──────── Given data ────────
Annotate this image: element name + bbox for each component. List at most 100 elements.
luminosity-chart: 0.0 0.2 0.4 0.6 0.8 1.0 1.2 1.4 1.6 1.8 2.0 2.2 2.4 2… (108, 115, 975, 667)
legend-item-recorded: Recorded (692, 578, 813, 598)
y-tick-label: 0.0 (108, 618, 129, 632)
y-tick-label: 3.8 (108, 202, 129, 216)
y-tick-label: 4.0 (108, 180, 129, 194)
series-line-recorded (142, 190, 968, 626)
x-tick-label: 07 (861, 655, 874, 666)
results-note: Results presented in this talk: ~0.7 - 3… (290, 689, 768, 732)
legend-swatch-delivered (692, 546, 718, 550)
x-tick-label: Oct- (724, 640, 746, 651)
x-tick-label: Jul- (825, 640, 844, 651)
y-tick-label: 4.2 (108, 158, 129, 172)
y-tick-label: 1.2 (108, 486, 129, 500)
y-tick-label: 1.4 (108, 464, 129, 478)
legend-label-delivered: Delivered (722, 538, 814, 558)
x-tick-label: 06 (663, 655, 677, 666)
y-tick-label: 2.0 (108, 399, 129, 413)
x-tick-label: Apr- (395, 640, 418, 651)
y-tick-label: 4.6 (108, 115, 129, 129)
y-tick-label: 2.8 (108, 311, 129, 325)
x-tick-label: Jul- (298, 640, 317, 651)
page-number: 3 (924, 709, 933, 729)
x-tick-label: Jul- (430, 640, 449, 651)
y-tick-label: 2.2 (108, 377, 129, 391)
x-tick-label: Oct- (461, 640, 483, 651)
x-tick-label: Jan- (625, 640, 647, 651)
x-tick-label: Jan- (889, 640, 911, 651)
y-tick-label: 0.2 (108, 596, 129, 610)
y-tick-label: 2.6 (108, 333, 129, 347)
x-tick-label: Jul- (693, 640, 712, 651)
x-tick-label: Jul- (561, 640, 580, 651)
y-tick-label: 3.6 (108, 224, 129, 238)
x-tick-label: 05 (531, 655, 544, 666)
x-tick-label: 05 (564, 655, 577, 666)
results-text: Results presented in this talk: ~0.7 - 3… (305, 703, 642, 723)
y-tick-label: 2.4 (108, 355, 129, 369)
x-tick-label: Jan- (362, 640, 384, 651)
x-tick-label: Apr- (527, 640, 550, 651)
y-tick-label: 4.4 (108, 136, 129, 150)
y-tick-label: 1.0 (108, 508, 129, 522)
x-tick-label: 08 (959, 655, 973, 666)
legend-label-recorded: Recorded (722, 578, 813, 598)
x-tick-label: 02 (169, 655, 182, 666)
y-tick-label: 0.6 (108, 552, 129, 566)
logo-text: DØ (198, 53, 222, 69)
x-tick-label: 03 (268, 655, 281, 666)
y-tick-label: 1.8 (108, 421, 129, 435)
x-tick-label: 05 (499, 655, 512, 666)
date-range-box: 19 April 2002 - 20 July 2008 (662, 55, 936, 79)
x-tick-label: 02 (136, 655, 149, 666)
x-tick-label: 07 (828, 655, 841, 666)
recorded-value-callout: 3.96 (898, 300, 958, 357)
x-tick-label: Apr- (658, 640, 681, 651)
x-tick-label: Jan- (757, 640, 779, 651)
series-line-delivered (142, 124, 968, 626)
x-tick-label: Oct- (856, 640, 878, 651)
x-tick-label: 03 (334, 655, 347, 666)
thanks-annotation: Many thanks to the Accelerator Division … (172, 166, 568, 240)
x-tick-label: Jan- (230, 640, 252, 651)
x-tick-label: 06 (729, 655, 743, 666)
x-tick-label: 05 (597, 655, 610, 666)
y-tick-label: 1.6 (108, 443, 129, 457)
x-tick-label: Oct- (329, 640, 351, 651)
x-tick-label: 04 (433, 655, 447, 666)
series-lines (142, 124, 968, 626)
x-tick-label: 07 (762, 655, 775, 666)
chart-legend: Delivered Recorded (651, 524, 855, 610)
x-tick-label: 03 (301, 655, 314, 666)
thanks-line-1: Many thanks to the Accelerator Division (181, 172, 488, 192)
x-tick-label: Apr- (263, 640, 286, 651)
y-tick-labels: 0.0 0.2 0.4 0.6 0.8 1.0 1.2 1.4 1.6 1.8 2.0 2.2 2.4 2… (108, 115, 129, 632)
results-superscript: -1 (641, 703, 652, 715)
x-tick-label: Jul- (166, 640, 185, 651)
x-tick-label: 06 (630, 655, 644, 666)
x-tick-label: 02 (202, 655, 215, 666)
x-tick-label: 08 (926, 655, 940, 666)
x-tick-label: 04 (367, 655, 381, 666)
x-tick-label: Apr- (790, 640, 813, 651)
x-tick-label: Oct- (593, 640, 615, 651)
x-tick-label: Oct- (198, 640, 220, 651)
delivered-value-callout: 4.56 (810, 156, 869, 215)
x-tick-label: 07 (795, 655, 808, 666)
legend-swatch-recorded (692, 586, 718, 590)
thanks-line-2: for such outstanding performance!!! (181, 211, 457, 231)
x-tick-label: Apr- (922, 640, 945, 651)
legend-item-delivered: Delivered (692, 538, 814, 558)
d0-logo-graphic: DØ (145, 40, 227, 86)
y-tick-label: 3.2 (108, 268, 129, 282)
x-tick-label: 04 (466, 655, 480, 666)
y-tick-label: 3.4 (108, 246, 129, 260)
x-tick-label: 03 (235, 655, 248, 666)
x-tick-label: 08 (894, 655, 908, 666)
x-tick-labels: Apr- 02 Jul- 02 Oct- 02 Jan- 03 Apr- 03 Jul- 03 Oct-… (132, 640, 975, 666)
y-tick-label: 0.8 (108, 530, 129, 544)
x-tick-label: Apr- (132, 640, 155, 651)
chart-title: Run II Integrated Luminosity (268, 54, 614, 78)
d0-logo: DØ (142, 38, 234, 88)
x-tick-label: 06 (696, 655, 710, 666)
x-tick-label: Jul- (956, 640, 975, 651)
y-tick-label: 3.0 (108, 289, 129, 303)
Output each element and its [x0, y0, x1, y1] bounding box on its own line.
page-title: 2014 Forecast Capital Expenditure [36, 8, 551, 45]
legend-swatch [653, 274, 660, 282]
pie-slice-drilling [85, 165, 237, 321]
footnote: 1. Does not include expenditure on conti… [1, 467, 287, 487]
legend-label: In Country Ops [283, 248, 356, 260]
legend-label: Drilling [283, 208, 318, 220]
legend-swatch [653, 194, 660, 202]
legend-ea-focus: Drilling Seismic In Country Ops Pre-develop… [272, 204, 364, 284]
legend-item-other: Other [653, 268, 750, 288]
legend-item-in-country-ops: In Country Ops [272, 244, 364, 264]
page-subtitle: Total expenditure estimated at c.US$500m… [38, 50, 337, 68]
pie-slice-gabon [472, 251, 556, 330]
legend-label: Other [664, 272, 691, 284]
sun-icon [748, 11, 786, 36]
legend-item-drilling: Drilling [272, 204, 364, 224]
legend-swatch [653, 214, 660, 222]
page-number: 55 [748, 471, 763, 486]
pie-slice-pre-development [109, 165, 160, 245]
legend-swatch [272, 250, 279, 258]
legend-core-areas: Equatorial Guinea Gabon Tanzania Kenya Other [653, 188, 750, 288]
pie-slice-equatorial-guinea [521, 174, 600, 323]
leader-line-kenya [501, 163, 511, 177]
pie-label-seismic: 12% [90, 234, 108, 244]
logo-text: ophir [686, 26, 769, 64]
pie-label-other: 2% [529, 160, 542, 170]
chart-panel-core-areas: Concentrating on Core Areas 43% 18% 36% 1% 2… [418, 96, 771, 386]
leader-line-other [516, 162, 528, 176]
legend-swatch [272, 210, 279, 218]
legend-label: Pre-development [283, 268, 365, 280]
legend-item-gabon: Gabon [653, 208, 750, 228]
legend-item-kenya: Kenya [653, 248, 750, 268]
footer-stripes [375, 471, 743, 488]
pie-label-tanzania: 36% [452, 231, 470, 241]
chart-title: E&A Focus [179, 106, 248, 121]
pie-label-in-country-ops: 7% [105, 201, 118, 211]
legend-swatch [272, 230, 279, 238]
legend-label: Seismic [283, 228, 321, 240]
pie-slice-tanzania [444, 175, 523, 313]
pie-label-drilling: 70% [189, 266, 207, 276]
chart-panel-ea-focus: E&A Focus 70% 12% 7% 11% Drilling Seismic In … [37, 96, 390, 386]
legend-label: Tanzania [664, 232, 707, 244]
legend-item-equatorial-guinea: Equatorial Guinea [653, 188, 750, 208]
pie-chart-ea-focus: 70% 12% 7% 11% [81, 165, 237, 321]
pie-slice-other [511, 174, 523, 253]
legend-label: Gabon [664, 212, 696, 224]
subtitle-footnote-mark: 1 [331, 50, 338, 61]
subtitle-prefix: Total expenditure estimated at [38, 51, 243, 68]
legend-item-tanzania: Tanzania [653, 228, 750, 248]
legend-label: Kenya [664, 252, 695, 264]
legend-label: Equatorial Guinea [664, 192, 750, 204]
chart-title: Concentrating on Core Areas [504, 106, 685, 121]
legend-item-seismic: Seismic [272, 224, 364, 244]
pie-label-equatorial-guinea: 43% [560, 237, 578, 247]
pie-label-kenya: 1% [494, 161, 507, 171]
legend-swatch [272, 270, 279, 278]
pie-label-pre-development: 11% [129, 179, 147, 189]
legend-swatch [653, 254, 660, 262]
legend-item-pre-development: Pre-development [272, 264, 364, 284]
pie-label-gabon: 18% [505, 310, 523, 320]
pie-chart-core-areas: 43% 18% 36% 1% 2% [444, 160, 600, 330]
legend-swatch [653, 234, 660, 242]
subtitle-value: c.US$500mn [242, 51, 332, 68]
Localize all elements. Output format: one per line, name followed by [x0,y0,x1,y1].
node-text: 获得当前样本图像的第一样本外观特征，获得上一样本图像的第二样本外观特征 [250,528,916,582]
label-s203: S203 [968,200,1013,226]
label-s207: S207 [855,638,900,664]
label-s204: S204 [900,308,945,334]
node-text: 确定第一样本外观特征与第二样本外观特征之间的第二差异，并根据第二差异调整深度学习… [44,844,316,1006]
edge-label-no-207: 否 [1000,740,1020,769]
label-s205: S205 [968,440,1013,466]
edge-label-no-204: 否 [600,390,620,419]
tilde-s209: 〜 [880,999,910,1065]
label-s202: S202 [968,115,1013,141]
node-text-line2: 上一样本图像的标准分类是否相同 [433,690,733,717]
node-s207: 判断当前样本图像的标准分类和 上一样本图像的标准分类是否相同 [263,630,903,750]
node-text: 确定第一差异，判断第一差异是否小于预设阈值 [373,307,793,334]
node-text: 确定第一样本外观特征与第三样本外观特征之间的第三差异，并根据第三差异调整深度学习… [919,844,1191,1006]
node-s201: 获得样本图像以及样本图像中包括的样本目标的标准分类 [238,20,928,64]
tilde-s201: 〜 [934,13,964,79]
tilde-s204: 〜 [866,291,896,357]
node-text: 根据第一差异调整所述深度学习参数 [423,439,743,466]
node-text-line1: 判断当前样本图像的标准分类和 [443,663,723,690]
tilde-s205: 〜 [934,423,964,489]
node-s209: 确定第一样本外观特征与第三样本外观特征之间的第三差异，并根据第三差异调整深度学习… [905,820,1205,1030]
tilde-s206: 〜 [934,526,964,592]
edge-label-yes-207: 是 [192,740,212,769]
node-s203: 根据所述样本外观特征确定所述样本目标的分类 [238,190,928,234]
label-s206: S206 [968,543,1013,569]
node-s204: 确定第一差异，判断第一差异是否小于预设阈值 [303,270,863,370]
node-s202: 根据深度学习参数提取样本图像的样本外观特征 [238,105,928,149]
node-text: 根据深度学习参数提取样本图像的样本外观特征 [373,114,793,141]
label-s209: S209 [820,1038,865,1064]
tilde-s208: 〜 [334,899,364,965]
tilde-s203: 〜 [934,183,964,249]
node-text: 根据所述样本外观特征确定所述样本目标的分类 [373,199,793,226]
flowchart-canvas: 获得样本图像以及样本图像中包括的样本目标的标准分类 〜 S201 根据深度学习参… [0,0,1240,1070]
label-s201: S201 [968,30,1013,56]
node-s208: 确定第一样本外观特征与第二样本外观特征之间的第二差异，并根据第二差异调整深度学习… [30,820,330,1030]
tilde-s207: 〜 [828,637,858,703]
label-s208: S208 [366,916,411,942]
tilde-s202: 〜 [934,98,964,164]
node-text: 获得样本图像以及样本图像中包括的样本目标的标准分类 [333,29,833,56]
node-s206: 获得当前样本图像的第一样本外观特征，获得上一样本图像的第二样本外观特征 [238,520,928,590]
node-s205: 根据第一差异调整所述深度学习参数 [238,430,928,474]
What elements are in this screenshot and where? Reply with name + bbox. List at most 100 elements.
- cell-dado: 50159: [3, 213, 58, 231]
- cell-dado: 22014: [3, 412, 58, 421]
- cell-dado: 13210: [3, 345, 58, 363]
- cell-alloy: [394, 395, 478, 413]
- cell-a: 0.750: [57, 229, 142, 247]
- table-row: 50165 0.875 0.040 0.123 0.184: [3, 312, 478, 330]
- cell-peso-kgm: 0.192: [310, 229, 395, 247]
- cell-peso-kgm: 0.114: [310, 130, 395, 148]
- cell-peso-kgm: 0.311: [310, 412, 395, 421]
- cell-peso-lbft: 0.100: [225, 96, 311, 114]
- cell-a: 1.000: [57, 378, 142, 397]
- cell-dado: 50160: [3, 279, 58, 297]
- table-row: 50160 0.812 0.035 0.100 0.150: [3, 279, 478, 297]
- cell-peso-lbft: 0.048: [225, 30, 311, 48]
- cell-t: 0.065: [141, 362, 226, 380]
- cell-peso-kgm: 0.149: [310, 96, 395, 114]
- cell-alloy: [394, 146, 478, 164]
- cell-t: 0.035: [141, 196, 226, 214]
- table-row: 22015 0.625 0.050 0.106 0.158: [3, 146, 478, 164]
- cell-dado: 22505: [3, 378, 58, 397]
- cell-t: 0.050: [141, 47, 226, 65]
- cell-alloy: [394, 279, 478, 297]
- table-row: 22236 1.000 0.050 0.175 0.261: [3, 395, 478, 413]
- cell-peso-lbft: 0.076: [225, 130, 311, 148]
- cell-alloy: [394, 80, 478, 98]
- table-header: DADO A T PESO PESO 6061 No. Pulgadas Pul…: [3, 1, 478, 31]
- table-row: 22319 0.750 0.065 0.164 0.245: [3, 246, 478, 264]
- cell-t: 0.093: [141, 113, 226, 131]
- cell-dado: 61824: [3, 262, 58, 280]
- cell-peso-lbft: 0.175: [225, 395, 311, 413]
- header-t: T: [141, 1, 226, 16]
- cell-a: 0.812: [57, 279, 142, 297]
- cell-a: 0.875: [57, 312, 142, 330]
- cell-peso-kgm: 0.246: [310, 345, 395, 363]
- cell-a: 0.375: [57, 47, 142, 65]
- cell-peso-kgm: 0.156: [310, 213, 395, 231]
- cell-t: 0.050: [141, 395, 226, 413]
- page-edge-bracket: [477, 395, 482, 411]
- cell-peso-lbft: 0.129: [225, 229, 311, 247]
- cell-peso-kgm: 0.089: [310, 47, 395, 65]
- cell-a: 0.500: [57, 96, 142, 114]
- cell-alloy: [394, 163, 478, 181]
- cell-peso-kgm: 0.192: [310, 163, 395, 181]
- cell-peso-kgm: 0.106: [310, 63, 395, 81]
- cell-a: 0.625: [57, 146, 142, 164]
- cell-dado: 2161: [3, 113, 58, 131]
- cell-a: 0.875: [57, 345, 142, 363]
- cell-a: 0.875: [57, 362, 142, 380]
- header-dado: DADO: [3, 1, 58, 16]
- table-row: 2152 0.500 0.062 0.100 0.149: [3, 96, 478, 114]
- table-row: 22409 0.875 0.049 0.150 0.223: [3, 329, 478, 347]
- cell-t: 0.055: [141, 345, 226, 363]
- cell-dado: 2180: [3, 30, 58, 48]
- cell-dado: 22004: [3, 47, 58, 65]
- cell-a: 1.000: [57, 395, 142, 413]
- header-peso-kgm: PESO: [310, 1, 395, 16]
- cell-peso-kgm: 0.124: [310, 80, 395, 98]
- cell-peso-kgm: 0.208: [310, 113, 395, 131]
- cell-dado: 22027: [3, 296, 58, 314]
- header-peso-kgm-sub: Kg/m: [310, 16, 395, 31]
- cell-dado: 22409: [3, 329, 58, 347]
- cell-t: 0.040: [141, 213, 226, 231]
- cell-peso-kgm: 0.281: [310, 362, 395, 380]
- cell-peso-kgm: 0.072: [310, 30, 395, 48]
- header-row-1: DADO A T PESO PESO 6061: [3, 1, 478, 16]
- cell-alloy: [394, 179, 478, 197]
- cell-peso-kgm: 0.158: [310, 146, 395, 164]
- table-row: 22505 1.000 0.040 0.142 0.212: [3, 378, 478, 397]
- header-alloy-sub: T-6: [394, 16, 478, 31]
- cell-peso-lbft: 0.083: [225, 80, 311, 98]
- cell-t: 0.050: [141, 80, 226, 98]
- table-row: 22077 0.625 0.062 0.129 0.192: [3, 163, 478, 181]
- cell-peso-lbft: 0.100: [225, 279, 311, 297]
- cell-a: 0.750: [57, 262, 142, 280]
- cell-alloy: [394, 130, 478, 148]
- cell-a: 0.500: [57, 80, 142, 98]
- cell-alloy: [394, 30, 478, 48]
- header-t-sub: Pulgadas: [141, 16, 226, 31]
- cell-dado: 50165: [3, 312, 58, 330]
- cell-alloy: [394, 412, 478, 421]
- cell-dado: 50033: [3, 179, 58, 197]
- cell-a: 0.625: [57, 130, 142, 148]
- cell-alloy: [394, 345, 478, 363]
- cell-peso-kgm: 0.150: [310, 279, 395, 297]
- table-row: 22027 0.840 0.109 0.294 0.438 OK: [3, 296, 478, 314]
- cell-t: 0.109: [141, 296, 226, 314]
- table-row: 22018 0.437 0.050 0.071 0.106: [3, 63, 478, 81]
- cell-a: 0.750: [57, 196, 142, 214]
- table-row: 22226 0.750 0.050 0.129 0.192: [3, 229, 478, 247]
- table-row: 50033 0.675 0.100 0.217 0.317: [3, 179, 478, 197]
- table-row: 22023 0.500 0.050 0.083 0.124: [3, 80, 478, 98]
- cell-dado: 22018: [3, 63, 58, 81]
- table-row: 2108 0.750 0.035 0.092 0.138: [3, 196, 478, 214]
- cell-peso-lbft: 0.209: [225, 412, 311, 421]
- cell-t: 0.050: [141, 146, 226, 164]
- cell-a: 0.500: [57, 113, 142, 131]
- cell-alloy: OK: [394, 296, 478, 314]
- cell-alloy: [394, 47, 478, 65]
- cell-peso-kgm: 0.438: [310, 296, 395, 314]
────────
**Work to be completed**
Replace "talk" with "presentation" in the records from their start through the line holding "x-tick-label: Jul- (825, 640, 844, 651)", inclusive. Give back only those lines, with nothing else changed.

**Task result**
Annotate this image: element name + bbox for each component. List at most 100 elements.
luminosity-chart: 0.0 0.2 0.4 0.6 0.8 1.0 1.2 1.4 1.6 1.8 2.0 2.2 2.4 2… (108, 115, 975, 667)
legend-item-recorded: Recorded (692, 578, 813, 598)
y-tick-label: 0.0 (108, 618, 129, 632)
y-tick-label: 3.8 (108, 202, 129, 216)
y-tick-label: 4.0 (108, 180, 129, 194)
series-line-recorded (142, 190, 968, 626)
x-tick-label: 07 (861, 655, 874, 666)
results-note: Results presented in this presentation: ~0.7 - 3… (290, 689, 768, 732)
legend-swatch-delivered (692, 546, 718, 550)
x-tick-label: Oct- (724, 640, 746, 651)
x-tick-label: Jul- (825, 640, 844, 651)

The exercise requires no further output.